• [PROBLEM]: Could you reproduce the data from its start through the line containing "scale-bar bbox=[659, 151, 727, 171]", swapping "trigger-asterisk" for "trigger-mark" and leaving everything else unchanged?

• [MATERIAL FOR THIS EXERCISE]:
======

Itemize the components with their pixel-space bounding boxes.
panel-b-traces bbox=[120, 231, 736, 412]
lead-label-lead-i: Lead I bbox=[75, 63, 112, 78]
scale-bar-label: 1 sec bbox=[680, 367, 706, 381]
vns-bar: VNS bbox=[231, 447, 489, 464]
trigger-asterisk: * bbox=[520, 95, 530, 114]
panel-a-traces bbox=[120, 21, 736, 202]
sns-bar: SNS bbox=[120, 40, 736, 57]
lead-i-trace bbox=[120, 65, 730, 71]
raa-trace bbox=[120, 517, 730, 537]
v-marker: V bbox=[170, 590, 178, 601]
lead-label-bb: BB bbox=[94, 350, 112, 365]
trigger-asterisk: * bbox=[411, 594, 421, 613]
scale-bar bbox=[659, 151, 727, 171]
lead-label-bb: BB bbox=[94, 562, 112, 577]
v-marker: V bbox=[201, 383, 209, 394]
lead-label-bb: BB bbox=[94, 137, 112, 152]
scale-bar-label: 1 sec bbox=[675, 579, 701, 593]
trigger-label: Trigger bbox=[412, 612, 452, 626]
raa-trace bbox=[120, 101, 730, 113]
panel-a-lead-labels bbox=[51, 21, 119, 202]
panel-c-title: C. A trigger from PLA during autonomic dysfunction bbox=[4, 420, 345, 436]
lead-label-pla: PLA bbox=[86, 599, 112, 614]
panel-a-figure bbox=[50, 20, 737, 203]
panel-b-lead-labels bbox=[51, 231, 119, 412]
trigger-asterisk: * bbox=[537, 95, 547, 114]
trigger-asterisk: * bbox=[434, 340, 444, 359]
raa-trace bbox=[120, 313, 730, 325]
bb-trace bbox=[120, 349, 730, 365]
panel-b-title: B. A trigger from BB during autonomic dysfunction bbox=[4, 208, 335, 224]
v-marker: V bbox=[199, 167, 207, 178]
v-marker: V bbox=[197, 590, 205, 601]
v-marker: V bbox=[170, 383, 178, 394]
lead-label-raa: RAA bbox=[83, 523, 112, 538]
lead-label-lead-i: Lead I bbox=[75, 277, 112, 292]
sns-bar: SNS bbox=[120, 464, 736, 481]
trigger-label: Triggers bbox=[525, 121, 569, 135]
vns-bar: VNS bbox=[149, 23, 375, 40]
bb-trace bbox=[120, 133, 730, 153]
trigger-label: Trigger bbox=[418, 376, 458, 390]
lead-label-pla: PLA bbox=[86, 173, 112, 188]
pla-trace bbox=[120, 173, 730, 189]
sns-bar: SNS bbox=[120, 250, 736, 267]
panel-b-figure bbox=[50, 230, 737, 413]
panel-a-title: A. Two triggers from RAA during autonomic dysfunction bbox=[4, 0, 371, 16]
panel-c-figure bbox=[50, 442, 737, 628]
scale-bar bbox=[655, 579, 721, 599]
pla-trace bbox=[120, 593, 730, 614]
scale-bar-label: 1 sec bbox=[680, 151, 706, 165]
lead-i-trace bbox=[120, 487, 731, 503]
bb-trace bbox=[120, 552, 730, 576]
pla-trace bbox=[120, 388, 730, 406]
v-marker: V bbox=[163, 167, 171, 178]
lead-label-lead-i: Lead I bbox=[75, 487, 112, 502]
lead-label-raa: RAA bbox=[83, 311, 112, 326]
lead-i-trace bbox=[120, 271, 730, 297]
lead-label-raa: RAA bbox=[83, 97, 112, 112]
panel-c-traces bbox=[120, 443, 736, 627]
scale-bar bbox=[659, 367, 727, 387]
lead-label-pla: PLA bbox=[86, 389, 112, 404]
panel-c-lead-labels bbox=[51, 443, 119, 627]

======

• [SOLUTION]:
Itemize the components with their pixel-space bounding boxes.
panel-b-traces bbox=[120, 231, 736, 412]
lead-label-lead-i: Lead I bbox=[75, 63, 112, 78]
scale-bar-label: 1 sec bbox=[680, 367, 706, 381]
vns-bar: VNS bbox=[231, 447, 489, 464]
trigger-mark: * bbox=[520, 95, 530, 114]
panel-a-traces bbox=[120, 21, 736, 202]
sns-bar: SNS bbox=[120, 40, 736, 57]
lead-i-trace bbox=[120, 65, 730, 71]
raa-trace bbox=[120, 517, 730, 537]
v-marker: V bbox=[170, 590, 178, 601]
lead-label-bb: BB bbox=[94, 350, 112, 365]
trigger-mark: * bbox=[411, 594, 421, 613]
scale-bar bbox=[659, 151, 727, 171]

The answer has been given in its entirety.